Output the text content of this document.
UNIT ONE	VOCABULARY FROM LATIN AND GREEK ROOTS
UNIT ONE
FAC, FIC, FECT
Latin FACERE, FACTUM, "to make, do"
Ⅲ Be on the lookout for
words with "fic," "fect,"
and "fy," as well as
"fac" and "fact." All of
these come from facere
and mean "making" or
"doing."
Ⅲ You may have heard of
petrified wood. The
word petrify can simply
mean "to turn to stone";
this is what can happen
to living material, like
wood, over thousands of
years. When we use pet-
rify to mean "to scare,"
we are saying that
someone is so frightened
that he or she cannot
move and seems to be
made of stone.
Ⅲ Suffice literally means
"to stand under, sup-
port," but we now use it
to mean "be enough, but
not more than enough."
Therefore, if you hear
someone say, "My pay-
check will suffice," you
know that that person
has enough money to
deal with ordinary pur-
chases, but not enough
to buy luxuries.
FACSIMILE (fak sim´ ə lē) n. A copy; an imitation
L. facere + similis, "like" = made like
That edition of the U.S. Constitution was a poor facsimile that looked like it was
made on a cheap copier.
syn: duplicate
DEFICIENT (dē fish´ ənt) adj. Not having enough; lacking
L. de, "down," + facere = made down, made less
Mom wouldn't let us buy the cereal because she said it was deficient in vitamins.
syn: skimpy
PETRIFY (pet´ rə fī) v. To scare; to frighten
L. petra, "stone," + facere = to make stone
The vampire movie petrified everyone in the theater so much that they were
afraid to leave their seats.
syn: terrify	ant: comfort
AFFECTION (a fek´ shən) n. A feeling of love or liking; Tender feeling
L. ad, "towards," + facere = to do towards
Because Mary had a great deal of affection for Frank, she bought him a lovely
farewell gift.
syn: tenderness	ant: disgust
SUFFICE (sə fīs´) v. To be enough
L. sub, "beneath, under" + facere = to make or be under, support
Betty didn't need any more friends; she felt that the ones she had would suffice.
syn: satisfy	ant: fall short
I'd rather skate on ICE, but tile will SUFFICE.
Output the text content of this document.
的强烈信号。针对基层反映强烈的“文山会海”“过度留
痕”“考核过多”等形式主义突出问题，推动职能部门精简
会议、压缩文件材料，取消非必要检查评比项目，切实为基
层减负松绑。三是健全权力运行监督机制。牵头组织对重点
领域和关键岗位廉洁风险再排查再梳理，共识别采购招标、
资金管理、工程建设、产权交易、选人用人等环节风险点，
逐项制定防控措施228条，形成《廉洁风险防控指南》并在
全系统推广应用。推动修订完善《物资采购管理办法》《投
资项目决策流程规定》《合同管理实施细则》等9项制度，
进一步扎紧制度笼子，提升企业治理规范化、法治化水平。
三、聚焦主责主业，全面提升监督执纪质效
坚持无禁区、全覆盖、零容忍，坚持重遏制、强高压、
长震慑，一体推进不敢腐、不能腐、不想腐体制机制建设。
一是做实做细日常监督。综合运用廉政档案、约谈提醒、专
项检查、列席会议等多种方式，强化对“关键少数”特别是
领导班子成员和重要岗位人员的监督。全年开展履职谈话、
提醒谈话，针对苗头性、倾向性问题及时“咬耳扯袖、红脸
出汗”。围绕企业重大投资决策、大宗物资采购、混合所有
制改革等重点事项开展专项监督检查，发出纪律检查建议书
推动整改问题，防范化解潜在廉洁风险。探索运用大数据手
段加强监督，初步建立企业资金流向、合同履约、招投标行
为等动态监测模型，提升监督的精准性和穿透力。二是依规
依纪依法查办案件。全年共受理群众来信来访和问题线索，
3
◇ ◇ ◇
> **TASK DESCRIPTION**
Scan the data for the word "someone" and copy every line where it shows up.

> **TASK OUTPUT**
someone is so frightened
someone say, "My pay-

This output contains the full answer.